Look for "pero" in each line of the entries, and return the matching lines.

--------------------------------------------------

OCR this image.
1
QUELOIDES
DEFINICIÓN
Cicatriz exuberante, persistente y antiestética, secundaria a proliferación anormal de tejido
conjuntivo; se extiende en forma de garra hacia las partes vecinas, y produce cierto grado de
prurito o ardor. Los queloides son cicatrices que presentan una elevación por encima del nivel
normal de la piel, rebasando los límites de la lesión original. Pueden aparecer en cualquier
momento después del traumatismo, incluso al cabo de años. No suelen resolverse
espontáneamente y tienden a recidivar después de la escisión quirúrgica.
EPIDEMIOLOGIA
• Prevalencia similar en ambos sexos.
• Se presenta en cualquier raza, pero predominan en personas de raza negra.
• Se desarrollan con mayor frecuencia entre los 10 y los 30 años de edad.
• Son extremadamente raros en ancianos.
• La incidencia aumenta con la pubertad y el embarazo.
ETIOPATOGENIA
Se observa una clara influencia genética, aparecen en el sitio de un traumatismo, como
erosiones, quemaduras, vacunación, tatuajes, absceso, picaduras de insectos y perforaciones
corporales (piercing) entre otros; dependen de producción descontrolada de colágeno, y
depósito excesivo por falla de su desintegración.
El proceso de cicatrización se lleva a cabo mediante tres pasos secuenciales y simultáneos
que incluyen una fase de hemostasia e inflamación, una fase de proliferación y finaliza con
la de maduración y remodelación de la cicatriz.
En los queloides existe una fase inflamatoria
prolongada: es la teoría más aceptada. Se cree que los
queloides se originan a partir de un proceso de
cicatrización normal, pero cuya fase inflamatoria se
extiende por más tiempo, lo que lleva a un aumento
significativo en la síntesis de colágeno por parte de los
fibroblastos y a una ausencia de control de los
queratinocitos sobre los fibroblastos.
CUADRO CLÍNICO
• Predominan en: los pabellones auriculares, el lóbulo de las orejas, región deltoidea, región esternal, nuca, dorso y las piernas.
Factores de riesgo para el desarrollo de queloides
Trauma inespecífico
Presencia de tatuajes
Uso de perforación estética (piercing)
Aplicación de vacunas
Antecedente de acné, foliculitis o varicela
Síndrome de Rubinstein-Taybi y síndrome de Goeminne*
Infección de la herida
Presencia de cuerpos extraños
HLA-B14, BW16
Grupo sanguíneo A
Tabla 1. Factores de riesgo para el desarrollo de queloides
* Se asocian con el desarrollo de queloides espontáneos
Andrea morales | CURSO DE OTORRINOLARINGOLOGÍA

--------------------------------------------------

* EXERCISE RESPONSE:
• Se presenta en cualquier raza, pero predominan en personas de raza negra.
cicatrización normal, pero cuya fase inflamatoria se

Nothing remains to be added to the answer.